'''

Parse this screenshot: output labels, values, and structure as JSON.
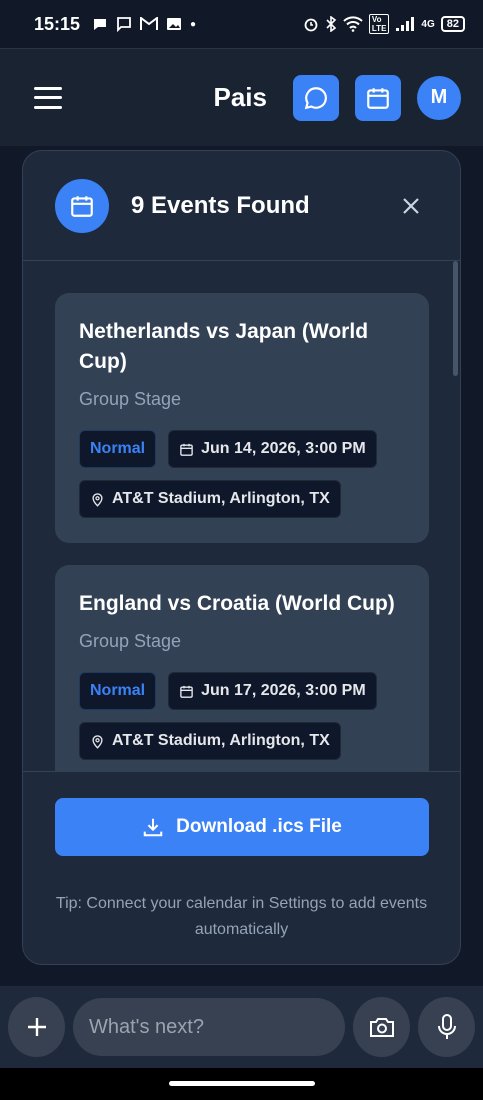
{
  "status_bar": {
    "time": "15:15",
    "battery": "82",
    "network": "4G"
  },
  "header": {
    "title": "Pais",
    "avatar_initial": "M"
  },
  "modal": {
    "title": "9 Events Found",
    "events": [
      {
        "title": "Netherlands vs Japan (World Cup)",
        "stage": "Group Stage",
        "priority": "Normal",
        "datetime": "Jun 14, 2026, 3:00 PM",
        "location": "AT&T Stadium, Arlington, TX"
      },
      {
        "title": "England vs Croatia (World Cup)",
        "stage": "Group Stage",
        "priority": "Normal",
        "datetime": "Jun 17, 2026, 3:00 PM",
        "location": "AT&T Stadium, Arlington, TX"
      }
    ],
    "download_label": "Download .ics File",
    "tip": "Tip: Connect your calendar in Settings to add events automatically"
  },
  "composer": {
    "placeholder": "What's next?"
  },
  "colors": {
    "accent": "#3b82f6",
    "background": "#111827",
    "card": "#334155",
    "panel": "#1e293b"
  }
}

'''
'''

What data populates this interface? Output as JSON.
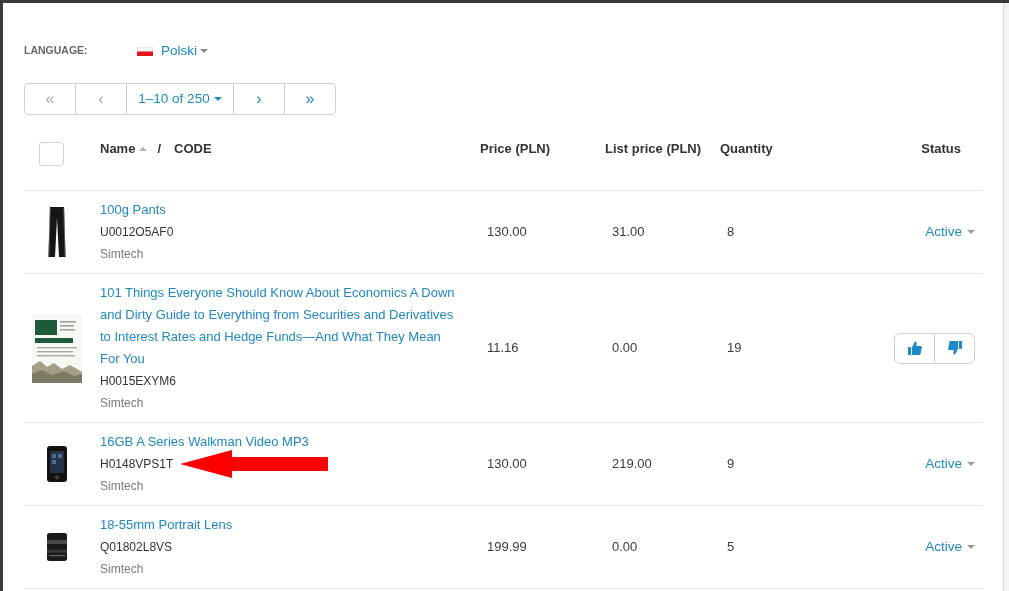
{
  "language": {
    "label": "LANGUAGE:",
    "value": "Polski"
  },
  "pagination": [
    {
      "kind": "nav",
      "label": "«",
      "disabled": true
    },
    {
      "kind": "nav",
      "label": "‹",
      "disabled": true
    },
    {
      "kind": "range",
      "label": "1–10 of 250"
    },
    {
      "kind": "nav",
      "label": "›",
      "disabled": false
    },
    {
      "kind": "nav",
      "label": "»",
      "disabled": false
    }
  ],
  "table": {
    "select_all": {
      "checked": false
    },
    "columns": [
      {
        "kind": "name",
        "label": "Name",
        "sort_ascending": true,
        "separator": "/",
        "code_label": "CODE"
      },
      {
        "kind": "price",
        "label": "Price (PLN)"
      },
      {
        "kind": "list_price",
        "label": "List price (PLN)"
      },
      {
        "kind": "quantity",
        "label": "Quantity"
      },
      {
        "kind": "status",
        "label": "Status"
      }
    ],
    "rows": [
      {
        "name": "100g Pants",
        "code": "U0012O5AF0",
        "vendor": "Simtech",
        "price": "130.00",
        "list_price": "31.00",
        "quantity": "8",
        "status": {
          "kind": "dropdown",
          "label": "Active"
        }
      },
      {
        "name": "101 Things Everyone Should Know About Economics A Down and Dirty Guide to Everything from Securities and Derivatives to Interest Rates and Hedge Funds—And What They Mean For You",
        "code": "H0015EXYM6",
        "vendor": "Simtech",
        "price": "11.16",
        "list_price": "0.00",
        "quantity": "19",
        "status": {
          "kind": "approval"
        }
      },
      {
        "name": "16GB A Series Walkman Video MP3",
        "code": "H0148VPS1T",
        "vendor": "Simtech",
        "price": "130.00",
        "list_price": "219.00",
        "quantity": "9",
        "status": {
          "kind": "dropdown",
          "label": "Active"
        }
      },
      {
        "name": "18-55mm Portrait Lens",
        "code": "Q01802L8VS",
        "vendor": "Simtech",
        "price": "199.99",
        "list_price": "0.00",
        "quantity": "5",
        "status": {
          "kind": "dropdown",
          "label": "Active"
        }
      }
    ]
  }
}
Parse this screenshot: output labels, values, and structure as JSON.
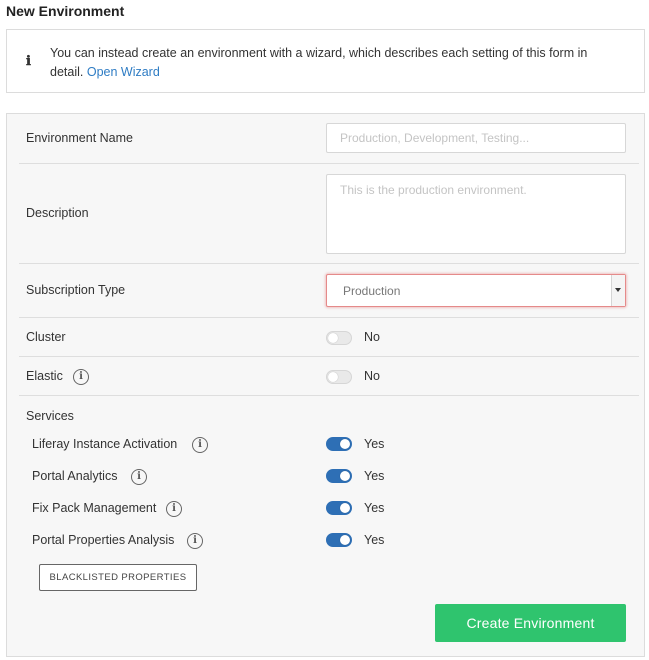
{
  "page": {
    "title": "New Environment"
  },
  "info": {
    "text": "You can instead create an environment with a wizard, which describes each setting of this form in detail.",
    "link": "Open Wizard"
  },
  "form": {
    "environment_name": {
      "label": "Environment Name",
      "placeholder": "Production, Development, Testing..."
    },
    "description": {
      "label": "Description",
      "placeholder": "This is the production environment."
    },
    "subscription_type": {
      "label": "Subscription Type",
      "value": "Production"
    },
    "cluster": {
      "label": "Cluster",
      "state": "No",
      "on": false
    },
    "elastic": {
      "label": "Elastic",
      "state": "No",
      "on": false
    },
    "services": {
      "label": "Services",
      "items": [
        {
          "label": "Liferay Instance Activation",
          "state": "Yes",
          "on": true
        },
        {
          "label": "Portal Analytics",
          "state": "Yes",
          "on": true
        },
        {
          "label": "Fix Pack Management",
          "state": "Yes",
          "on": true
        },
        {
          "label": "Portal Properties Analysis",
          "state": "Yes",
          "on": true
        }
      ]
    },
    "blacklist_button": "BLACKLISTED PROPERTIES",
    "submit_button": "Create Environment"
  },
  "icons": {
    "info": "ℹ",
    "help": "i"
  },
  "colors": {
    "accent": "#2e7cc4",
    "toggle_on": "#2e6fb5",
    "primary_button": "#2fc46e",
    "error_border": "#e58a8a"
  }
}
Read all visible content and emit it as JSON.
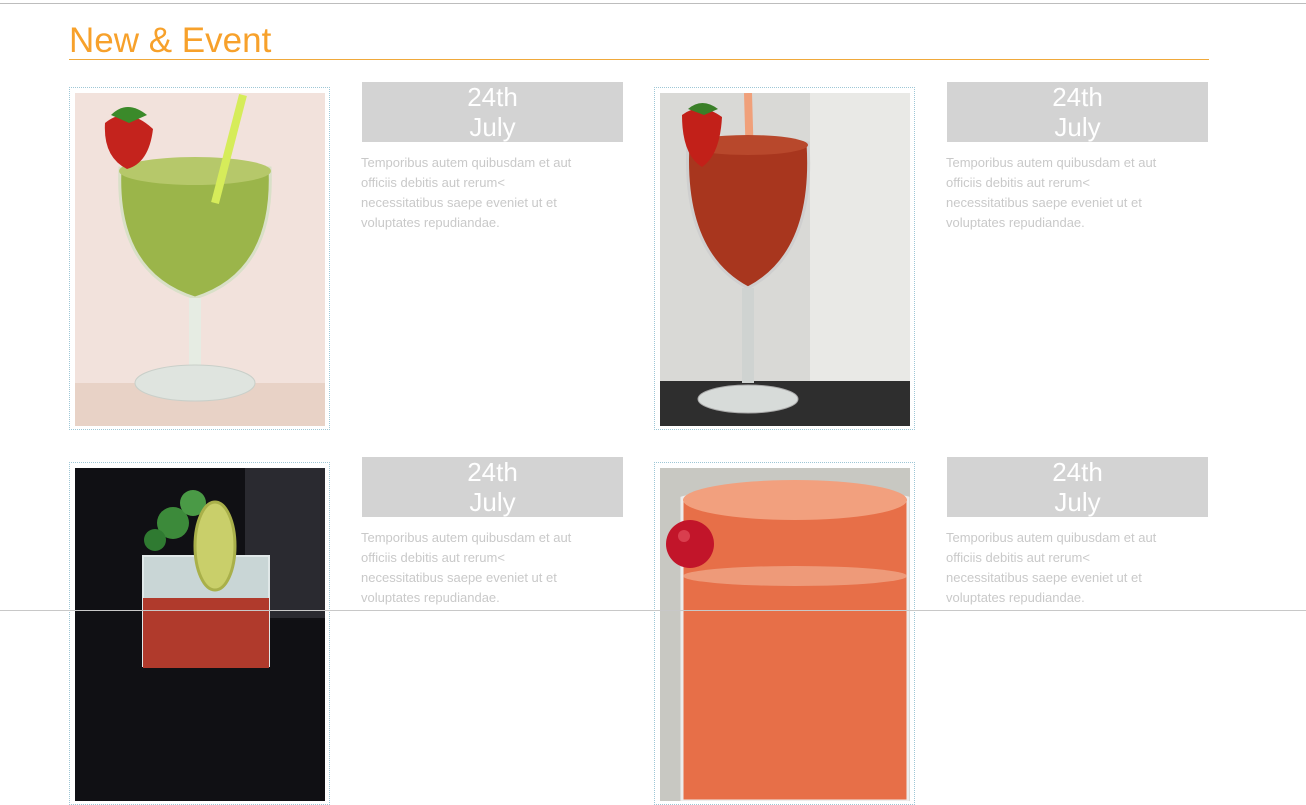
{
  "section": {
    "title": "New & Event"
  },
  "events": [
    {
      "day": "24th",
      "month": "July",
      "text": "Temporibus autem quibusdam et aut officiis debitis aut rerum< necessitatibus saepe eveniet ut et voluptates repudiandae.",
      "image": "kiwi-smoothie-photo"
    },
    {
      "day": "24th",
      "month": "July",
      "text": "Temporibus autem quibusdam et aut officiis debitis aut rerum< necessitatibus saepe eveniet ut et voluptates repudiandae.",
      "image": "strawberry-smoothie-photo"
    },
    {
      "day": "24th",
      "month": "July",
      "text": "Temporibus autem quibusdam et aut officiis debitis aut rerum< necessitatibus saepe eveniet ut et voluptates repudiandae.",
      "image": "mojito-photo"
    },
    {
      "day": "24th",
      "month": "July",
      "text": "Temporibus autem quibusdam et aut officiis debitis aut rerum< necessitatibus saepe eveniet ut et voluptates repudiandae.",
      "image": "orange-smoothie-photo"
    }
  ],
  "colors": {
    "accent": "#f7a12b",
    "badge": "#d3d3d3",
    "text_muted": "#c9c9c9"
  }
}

'''

### Problem to solve
The lines to collect are those holding the string "placeholder"; copy them all.

### Output of the task
    "placeholder": "What's next?"
      "placeholder": "Production, Development, Testing..."
      "placeholder": "This is the production environment."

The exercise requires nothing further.